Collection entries

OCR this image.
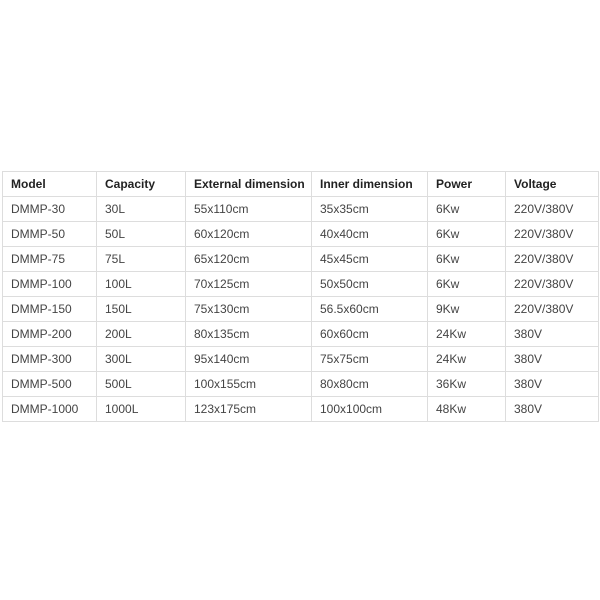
Model	Capacity	External dimension	Inner dimension	Power	Voltage
DMMP-30	30L	55x110cm	35x35cm	6Kw	220V/380V
DMMP-50	50L	60x120cm	40x40cm	6Kw	220V/380V
DMMP-75	75L	65x120cm	45x45cm	6Kw	220V/380V
DMMP-100	100L	70x125cm	50x50cm	6Kw	220V/380V
DMMP-150	150L	75x130cm	56.5x60cm	9Kw	220V/380V
DMMP-200	200L	80x135cm	60x60cm	24Kw	380V
DMMP-300	300L	95x140cm	75x75cm	24Kw	380V
DMMP-500	500L	100x155cm	80x80cm	36Kw	380V
DMMP-1000	1000L	123x175cm	100x100cm	48Kw	380V
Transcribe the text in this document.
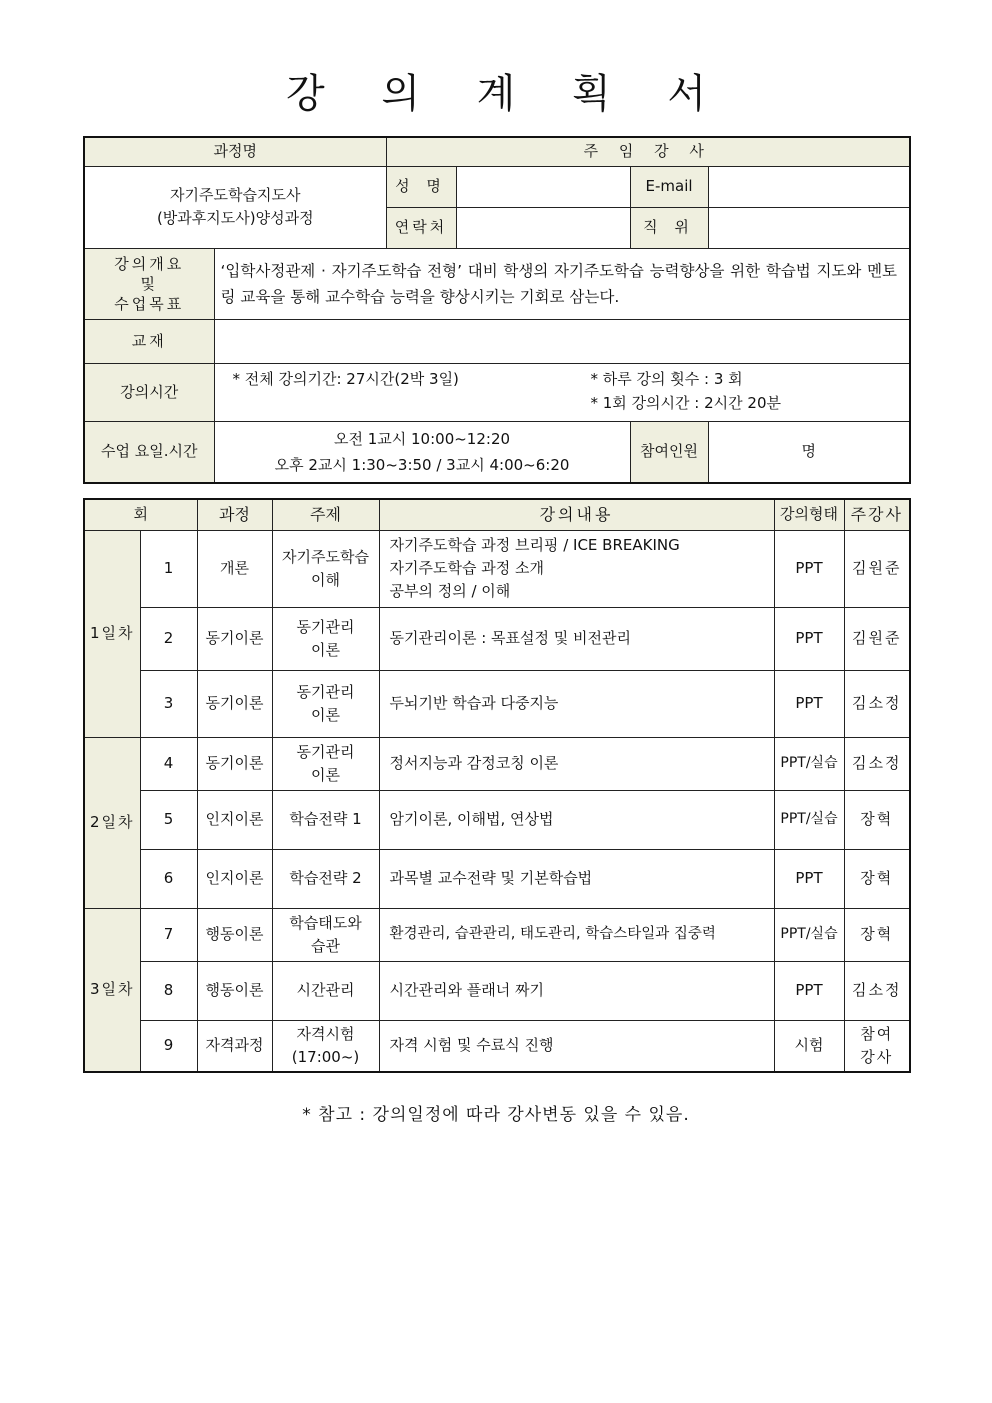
강 의 계 획 서
과정명		주 임 강 사			

자기주도학습지도사
(방과후지도사)양성과정		성 명		E-mail	
		연락처		직 위	

강의개요
및
수업목표	‘입학사정관제 · 자기주도학습 전형’ 대비 학생의 자기주도학습 능력향상을 위한 학습법 지도와 멘토링 교육을 통해 교수학습 능력을 향상시키는 기회로 삼는다.				
교재					
강의시간	* 전체 강의기간: 27시간(2박 3일) * 하루 강의 횟수 : 3 회
* 1회 강의시간 : 2시간 20분				

수업 요일.시간	오전 1교시 10:00~12:20
오후 2교시 1:30~3:50 / 3교시 4:00~6:20			참여인원	명
회		과정	주제	강의내용	강의형태	주강사
1일차	1	개론	자기주도학습
이해	자기주도학습 과정 브리핑 / ICE BREAKING
자기주도학습 과정 소개
공부의 정의 / 이해	PPT	김원준
	2	동기이론	동기관리
이론	동기관리이론 : 목표설정 및 비전관리	PPT	김원준
	3	동기이론	동기관리
이론	두뇌기반 학습과 다중지능	PPT	김소정
2일차	4	동기이론	동기관리
이론	정서지능과 감정코칭 이론	PPT/실습	김소정
	5	인지이론	학습전략 1	암기이론, 이해법, 연상법	PPT/실습	장혁
	6	인지이론	학습전략 2	과목별 교수전략 및 기본학습법	PPT	장혁
3일차	7	행동이론	학습태도와
습관	환경관리, 습관관리, 태도관리, 학습스타일과 집중력	PPT/실습	장혁
	8	행동이론	시간관리	시간관리와 플래너 짜기	PPT	김소정
	9	자격과정	자격시험
(17:00~)	자격 시험 및 수료식 진행	시험	참여
강사
* 참고 : 강의일정에 따라 강사변동 있을 수 있음.
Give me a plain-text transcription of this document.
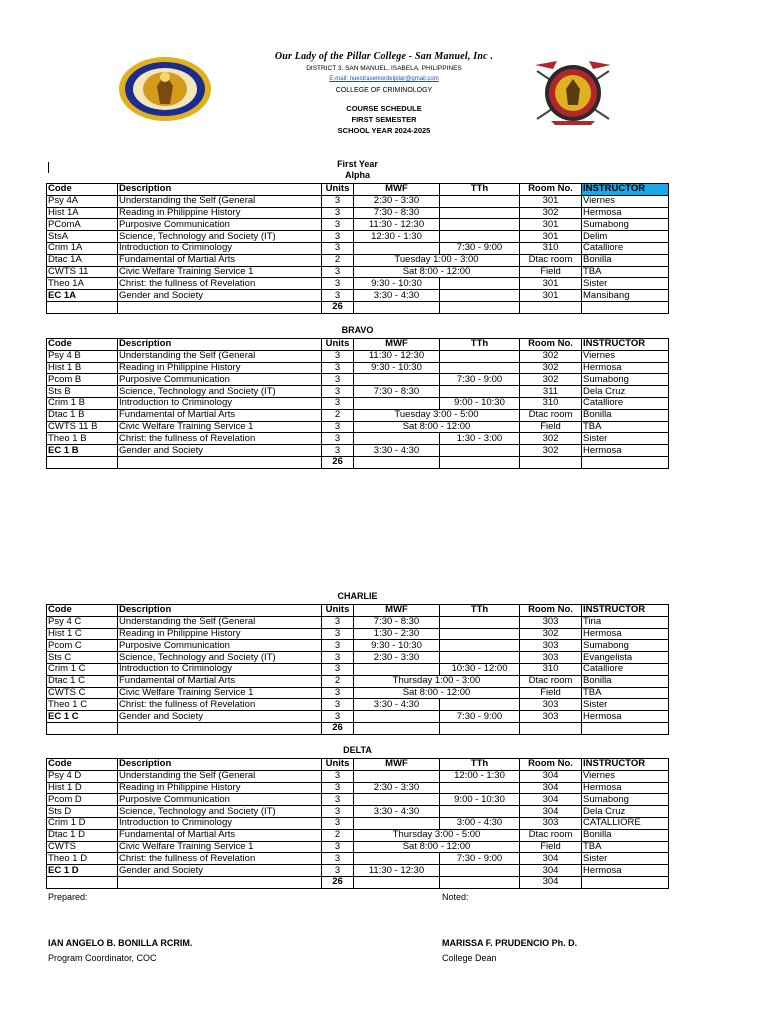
Our Lady of the Pillar College - San Manuel, Inc .
DISTRICT 3, SAN MANUEL, ISABELA, PHILIPPINES
E-mail: nuestraseniordelpilar@gmail.com
COLLEGE OF CRIMINOLOGY
COURSE SCHEDULE
FIRST SEMESTER
SCHOOL YEAR 2024-2025
First Year
Alpha
Code	Description	Units	MWF	TTh	Room No.	INSTRUCTOR
Psy 4A	Understanding the Self (General	3	2:30 - 3:30		301	Viernes
Hist 1A	Reading in Philippine History	3	7:30 - 8:30		302	Hermosa
PComA	Purposive Communication	3	11:30 - 12:30		301	Sumabong
StsA	Science, Technology and Society (IT)	3	12:30 - 1:30		301	Delim
Crim 1A	Introduction to Criminology	3		7:30 - 9:00	310	Catalliore
Dtac 1A	Fundamental of Martial Arts	2	Tuesday 1:00 - 3:00		Dtac room	Bonilla
CWTS 11	Civic Welfare Training Service 1	3	Sat 8:00 - 12:00		Field	TBA
Theo 1A	Christ: the fullness of Revelation	3	9:30 - 10:30		301	Sister
EC 1A	Gender and Society	3	3:30 - 4:30		301	Mansibang
		26				
BRAVO
Code	Description	Units	MWF	TTh	Room No.	INSTRUCTOR
Psy 4 B	Understanding the Self (General	3	11:30 - 12:30		302	Viernes
Hist 1 B	Reading in Philippine History	3	9:30 - 10:30		302	Hermosa
Pcom B	Purposive Communication	3		7:30 - 9:00	302	Sumabong
Sts B	Science, Technology and Society (IT)	3	7:30 - 8:30		311	Dela Cruz
Crim 1 B	Introduction to Criminology	3		9:00 - 10:30	310	Catalliore
Dtac 1 B	Fundamental of Martial Arts	2	Tuesday 3:00 - 5:00		Dtac room	Bonilla
CWTS 11 B	Civic Welfare Training Service 1	3	Sat 8:00 - 12:00		Field	TBA
Theo 1 B	Christ: the fullness of Revelation	3		1:30 - 3:00	302	Sister
EC 1 B	Gender and Society	3	3:30 - 4:30		302	Hermosa
		26				
CHARLIE
Code	Description	Units	MWF	TTh	Room No.	INSTRUCTOR
Psy 4 C	Understanding the Self (General	3	7:30 - 8:30		303	Tiria
Hist 1 C	Reading in Philippine History	3	1:30 - 2:30		302	Hermosa
Pcom C	Purposive Communication	3	9:30 - 10:30		303	Sumabong
Sts C	Science, Technology and Society (IT)	3	2:30 - 3:30		303	Evangelista
Crim 1 C	Introduction to Criminology	3		10:30 - 12:00	310	Catalliore
Dtac 1 C	Fundamental of Martial Arts	2	Thursday 1:00 - 3:00		Dtac room	Bonilla
CWTS C	Civic Welfare Training Service 1	3	Sat 8:00 - 12:00		Field	TBA
Theo 1 C	Christ: the fullness of Revelation	3	3:30 - 4:30		303	Sister
EC 1 C	Gender and Society	3		7:30 - 9:00	303	Hermosa
		26				
DELTA
Code	Description	Units	MWF	TTh	Room No.	INSTRUCTOR
Psy 4 D	Understanding the Self (General	3		12:00 - 1:30	304	Viernes
Hist 1 D	Reading in Philippine History	3	2:30 - 3:30		304	Hermosa
Pcom D	Purposive Communication	3		9:00 - 10:30	304	Sumabong
Sts D	Science, Technology and Society (IT)	3	3:30 - 4:30		304	Dela Cruz
Crim 1 D	Introduction to Criminology	3		3:00 - 4:30	303	CATALLIORE
Dtac 1 D	Fundamental of Martial Arts	2	Thursday 3:00 - 5:00		Dtac room	Bonilla
CWTS	Civic Welfare Training Service 1	3	Sat 8:00 - 12:00		Field	TBA
Theo 1 D	Christ: the fullness of Revelation	3		7:30 - 9:00	304	Sister
EC 1 D	Gender and Society	3	11:30 - 12:30		304	Hermosa
		26			304	
Prepared:	Noted:
IAN ANGELO B. BONILLA RCRIM.
Program Coordinator, COC
MARISSA F. PRUDENCIO Ph. D.
College Dean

§ **WHAT YOU SHOULD DO**
Exclude the images and reproduce the remaining data exactly.

§ **COMPLETE RESPONSE**
OCR this image.
Model	Capacity	External dimension	Inner dimension	Power	Voltage
DMMP-30	30L	55x110cm	35x35cm	6Kw	220V/380V
DMMP-50	50L	60x120cm	40x40cm	6Kw	220V/380V
DMMP-75	75L	65x120cm	45x45cm	6Kw	220V/380V
DMMP-100	100L	70x125cm	50x50cm	6Kw	220V/380V
DMMP-150	150L	75x130cm	56.5x60cm	9Kw	220V/380V
DMMP-200	200L	80x135cm	60x60cm	24Kw	380V
DMMP-300	300L	95x140cm	75x75cm	24Kw	380V
DMMP-500	500L	100x155cm	80x80cm	36Kw	380V
DMMP-1000	1000L	123x175cm	100x100cm	48Kw	380V
Transcribe the text in this document.
강 의 계 획 서
과정명		주 임 강 사			

자기주도학습지도사
(방과후지도사)양성과정		성 명		E-mail	
		연락처		직 위	

강의개요
및
수업목표	‘입학사정관제 · 자기주도학습 전형’ 대비 학생의 자기주도학습 능력향상을 위한 학습법 지도와 멘토링 교육을 통해 교수학습 능력을 향상시키는 기회로 삼는다.				
교재					
강의시간	* 전체 강의기간: 27시간(2박 3일) * 하루 강의 횟수 : 3 회
* 1회 강의시간 : 2시간 20분				

수업 요일.시간	오전 1교시 10:00~12:20
오후 2교시 1:30~3:50 / 3교시 4:00~6:20			참여인원	명
회		과정	주제	강의내용	강의형태	주강사
1일차	1	개론	자기주도학습
이해	자기주도학습 과정 브리핑 / ICE BREAKING
자기주도학습 과정 소개
공부의 정의 / 이해	PPT	김원준
	2	동기이론	동기관리
이론	동기관리이론 : 목표설정 및 비전관리	PPT	김원준
	3	동기이론	동기관리
이론	두뇌기반 학습과 다중지능	PPT	김소정
2일차	4	동기이론	동기관리
이론	정서지능과 감정코칭 이론	PPT/실습	김소정
	5	인지이론	학습전략 1	암기이론, 이해법, 연상법	PPT/실습	장혁
	6	인지이론	학습전략 2	과목별 교수전략 및 기본학습법	PPT	장혁
3일차	7	행동이론	학습태도와
습관	환경관리, 습관관리, 태도관리, 학습스타일과 집중력	PPT/실습	장혁
	8	행동이론	시간관리	시간관리와 플래너 짜기	PPT	김소정
	9	자격과정	자격시험
(17:00~)	자격 시험 및 수료식 진행	시험	참여
강사
* 참고 : 강의일정에 따라 강사변동 있을 수 있음.
Give me a plain-text transcription of this document.
Our Lady of the Pillar College - San Manuel, Inc .
DISTRICT 3, SAN MANUEL, ISABELA, PHILIPPINES
E-mail: nuestraseniordelpilar@gmail.com
COLLEGE OF CRIMINOLOGY
COURSE SCHEDULE
FIRST SEMESTER
SCHOOL YEAR 2024-2025
First Year
Alpha
Code	Description	Units	MWF	TTh	Room No.	INSTRUCTOR
Psy 4A	Understanding the Self (General	3	2:30 - 3:30		301	Viernes
Hist 1A	Reading in Philippine History	3	7:30 - 8:30		302	Hermosa
PComA	Purposive Communication	3	11:30 - 12:30		301	Sumabong
StsA	Science, Technology and Society (IT)	3	12:30 - 1:30		301	Delim
Crim 1A	Introduction to Criminology	3		7:30 - 9:00	310	Catalliore
Dtac 1A	Fundamental of Martial Arts	2	Tuesday 1:00 - 3:00		Dtac room	Bonilla
CWTS 11	Civic Welfare Training Service 1	3	Sat 8:00 - 12:00		Field	TBA
Theo 1A	Christ: the fullness of Revelation	3	9:30 - 10:30		301	Sister
EC 1A	Gender and Society	3	3:30 - 4:30		301	Mansibang
		26				
BRAVO
Code	Description	Units	MWF	TTh	Room No.	INSTRUCTOR
Psy 4 B	Understanding the Self (General	3	11:30 - 12:30		302	Viernes
Hist 1 B	Reading in Philippine History	3	9:30 - 10:30		302	Hermosa
Pcom B	Purposive Communication	3		7:30 - 9:00	302	Sumabong
Sts B	Science, Technology and Society (IT)	3	7:30 - 8:30		311	Dela Cruz
Crim 1 B	Introduction to Criminology	3		9:00 - 10:30	310	Catalliore
Dtac 1 B	Fundamental of Martial Arts	2	Tuesday 3:00 - 5:00		Dtac room	Bonilla
CWTS 11 B	Civic Welfare Training Service 1	3	Sat 8:00 - 12:00		Field	TBA
Theo 1 B	Christ: the fullness of Revelation	3		1:30 - 3:00	302	Sister
EC 1 B	Gender and Society	3	3:30 - 4:30		302	Hermosa
		26				
CHARLIE
Code	Description	Units	MWF	TTh	Room No.	INSTRUCTOR
Psy 4 C	Understanding the Self (General	3	7:30 - 8:30		303	Tiria
Hist 1 C	Reading in Philippine History	3	1:30 - 2:30		302	Hermosa
Pcom C	Purposive Communication	3	9:30 - 10:30		303	Sumabong
Sts C	Science, Technology and Society (IT)	3	2:30 - 3:30		303	Evangelista
Crim 1 C	Introduction to Criminology	3		10:30 - 12:00	310	Catalliore
Dtac 1 C	Fundamental of Martial Arts	2	Thursday 1:00 - 3:00		Dtac room	Bonilla
CWTS C	Civic Welfare Training Service 1	3	Sat 8:00 - 12:00		Field	TBA
Theo 1 C	Christ: the fullness of Revelation	3	3:30 - 4:30		303	Sister
EC 1 C	Gender and Society	3		7:30 - 9:00	303	Hermosa
		26				
DELTA
Code	Description	Units	MWF	TTh	Room No.	INSTRUCTOR
Psy 4 D	Understanding the Self (General	3		12:00 - 1:30	304	Viernes
Hist 1 D	Reading in Philippine History	3	2:30 - 3:30		304	Hermosa
Pcom D	Purposive Communication	3		9:00 - 10:30	304	Sumabong
Sts D	Science, Technology and Society (IT)	3	3:30 - 4:30		304	Dela Cruz
Crim 1 D	Introduction to Criminology	3		3:00 - 4:30	303	CATALLIORE
Dtac 1 D	Fundamental of Martial Arts	2	Thursday 3:00 - 5:00		Dtac room	Bonilla
CWTS	Civic Welfare Training Service 1	3	Sat 8:00 - 12:00		Field	TBA
Theo 1 D	Christ: the fullness of Revelation	3		7:30 - 9:00	304	Sister
EC 1 D	Gender and Society	3	11:30 - 12:30		304	Hermosa
		26			304	
Prepared:	Noted:
IAN ANGELO B. BONILLA RCRIM.
Program Coordinator, COC
MARISSA F. PRUDENCIO Ph. D.
College Dean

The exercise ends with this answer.